[Data listing]
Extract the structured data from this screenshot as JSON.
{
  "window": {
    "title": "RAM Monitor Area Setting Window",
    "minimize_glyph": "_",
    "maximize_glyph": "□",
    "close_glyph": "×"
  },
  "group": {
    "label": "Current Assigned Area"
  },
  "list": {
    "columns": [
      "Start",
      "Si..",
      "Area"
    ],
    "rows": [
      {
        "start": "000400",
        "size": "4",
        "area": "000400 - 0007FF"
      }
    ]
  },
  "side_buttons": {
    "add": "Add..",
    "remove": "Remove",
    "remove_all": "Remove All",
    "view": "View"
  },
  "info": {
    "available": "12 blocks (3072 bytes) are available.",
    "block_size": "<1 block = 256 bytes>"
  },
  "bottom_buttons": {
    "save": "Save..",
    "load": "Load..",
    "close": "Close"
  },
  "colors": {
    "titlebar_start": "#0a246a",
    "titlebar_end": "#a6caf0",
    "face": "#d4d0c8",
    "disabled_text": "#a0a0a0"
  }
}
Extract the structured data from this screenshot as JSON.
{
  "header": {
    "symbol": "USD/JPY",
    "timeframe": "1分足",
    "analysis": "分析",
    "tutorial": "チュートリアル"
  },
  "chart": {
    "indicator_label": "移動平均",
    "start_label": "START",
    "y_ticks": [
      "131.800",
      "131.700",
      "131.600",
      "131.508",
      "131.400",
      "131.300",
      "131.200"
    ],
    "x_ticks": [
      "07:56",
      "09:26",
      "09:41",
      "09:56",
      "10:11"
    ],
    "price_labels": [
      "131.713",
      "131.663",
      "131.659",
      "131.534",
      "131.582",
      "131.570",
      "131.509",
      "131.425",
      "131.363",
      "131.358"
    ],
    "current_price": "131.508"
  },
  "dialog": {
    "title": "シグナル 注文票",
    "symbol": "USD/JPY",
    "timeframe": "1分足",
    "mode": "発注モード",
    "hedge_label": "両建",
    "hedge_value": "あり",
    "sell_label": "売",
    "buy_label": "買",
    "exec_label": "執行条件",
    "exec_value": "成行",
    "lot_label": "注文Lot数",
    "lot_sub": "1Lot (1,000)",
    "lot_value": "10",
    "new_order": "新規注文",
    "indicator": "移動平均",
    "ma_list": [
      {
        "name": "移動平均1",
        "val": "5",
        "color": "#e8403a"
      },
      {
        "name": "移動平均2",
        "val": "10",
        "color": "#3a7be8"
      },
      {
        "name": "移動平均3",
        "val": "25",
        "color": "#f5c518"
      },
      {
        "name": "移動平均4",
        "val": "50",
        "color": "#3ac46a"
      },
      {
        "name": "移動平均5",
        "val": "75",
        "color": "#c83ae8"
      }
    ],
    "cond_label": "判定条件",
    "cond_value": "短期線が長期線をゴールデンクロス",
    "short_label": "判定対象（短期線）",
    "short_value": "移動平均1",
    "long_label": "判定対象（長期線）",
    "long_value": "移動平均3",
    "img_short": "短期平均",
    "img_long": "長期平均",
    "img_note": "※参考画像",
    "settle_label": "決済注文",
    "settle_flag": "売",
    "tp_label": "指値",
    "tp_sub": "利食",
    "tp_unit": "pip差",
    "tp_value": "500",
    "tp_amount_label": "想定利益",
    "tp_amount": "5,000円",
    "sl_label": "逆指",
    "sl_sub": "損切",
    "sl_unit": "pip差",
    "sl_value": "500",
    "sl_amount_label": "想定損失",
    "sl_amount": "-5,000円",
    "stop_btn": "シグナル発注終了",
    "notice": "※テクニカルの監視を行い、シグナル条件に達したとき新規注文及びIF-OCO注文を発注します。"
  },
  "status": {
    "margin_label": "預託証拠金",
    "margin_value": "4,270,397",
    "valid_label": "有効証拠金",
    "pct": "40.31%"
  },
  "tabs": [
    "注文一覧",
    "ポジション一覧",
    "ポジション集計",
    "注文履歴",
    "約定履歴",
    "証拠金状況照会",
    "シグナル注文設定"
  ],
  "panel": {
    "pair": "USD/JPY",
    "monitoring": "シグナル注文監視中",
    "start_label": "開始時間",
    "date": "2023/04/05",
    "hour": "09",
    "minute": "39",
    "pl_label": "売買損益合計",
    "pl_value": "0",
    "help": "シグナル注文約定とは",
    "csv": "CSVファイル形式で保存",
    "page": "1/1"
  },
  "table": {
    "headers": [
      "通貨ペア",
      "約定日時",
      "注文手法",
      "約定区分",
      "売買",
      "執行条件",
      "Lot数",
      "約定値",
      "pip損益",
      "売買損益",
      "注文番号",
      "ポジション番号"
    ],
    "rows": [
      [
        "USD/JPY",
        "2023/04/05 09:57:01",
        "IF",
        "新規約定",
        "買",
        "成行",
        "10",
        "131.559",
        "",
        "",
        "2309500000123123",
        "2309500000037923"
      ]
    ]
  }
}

Directions for this task: Repeat the data verbatim.

Full solution:
Extract the structured data from this screenshot as JSON.
{
  "window": {
    "title": "RAM Monitor Area Setting Window",
    "minimize_glyph": "_",
    "maximize_glyph": "□",
    "close_glyph": "×"
  },
  "group": {
    "label": "Current Assigned Area"
  },
  "list": {
    "columns": [
      "Start",
      "Si..",
      "Area"
    ],
    "rows": [
      {
        "start": "000400",
        "size": "4",
        "area": "000400 - 0007FF"
      }
    ]
  },
  "side_buttons": {
    "add": "Add..",
    "remove": "Remove",
    "remove_all": "Remove All",
    "view": "View"
  },
  "info": {
    "available": "12 blocks (3072 bytes) are available.",
    "block_size": "<1 block = 256 bytes>"
  },
  "bottom_buttons": {
    "save": "Save..",
    "load": "Load..",
    "close": "Close"
  },
  "colors": {
    "titlebar_start": "#0a246a",
    "titlebar_end": "#a6caf0",
    "face": "#d4d0c8",
    "disabled_text": "#a0a0a0"
  }
}
Extract the structured data from this screenshot as JSON.
{
  "header": {
    "symbol": "USD/JPY",
    "timeframe": "1分足",
    "analysis": "分析",
    "tutorial": "チュートリアル"
  },
  "chart": {
    "indicator_label": "移動平均",
    "start_label": "START",
    "y_ticks": [
      "131.800",
      "131.700",
      "131.600",
      "131.508",
      "131.400",
      "131.300",
      "131.200"
    ],
    "x_ticks": [
      "07:56",
      "09:26",
      "09:41",
      "09:56",
      "10:11"
    ],
    "price_labels": [
      "131.713",
      "131.663",
      "131.659",
      "131.534",
      "131.582",
      "131.570",
      "131.509",
      "131.425",
      "131.363",
      "131.358"
    ],
    "current_price": "131.508"
  },
  "dialog": {
    "title": "シグナル 注文票",
    "symbol": "USD/JPY",
    "timeframe": "1分足",
    "mode": "発注モード",
    "hedge_label": "両建",
    "hedge_value": "あり",
    "sell_label": "売",
    "buy_label": "買",
    "exec_label": "執行条件",
    "exec_value": "成行",
    "lot_label": "注文Lot数",
    "lot_sub": "1Lot (1,000)",
    "lot_value": "10",
    "new_order": "新規注文",
    "indicator": "移動平均",
    "ma_list": [
      {
        "name": "移動平均1",
        "val": "5",
        "color": "#e8403a"
      },
      {
        "name": "移動平均2",
        "val": "10",
        "color": "#3a7be8"
      },
      {
        "name": "移動平均3",
        "val": "25",
        "color": "#f5c518"
      },
      {
        "name": "移動平均4",
        "val": "50",
        "color": "#3ac46a"
      },
      {
        "name": "移動平均5",
        "val": "75",
        "color": "#c83ae8"
      }
    ],
    "cond_label": "判定条件",
    "cond_value": "短期線が長期線をゴールデンクロス",
    "short_label": "判定対象（短期線）",
    "short_value": "移動平均1",
    "long_label": "判定対象（長期線）",
    "long_value": "移動平均3",
    "img_short": "短期平均",
    "img_long": "長期平均",
    "img_note": "※参考画像",
    "settle_label": "決済注文",
    "settle_flag": "売",
    "tp_label": "指値",
    "tp_sub": "利食",
    "tp_unit": "pip差",
    "tp_value": "500",
    "tp_amount_label": "想定利益",
    "tp_amount": "5,000円",
    "sl_label": "逆指",
    "sl_sub": "損切",
    "sl_unit": "pip差",
    "sl_value": "500",
    "sl_amount_label": "想定損失",
    "sl_amount": "-5,000円",
    "stop_btn": "シグナル発注終了",
    "notice": "※テクニカルの監視を行い、シグナル条件に達したとき新規注文及びIF-OCO注文を発注します。"
  },
  "status": {
    "margin_label": "預託証拠金",
    "margin_value": "4,270,397",
    "valid_label": "有効証拠金",
    "pct": "40.31%"
  },
  "tabs": [
    "注文一覧",
    "ポジション一覧",
    "ポジション集計",
    "注文履歴",
    "約定履歴",
    "証拠金状況照会",
    "シグナル注文設定"
  ],
  "panel": {
    "pair": "USD/JPY",
    "monitoring": "シグナル注文監視中",
    "start_label": "開始時間",
    "date": "2023/04/05",
    "hour": "09",
    "minute": "39",
    "pl_label": "売買損益合計",
    "pl_value": "0",
    "help": "シグナル注文約定とは",
    "csv": "CSVファイル形式で保存",
    "page": "1/1"
  },
  "table": {
    "headers": [
      "通貨ペア",
      "約定日時",
      "注文手法",
      "約定区分",
      "売買",
      "執行条件",
      "Lot数",
      "約定値",
      "pip損益",
      "売買損益",
      "注文番号",
      "ポジション番号"
    ],
    "rows": [
      [
        "USD/JPY",
        "2023/04/05 09:57:01",
        "IF",
        "新規約定",
        "買",
        "成行",
        "10",
        "131.559",
        "",
        "",
        "2309500000123123",
        "2309500000037923"
      ]
    ]
  }
}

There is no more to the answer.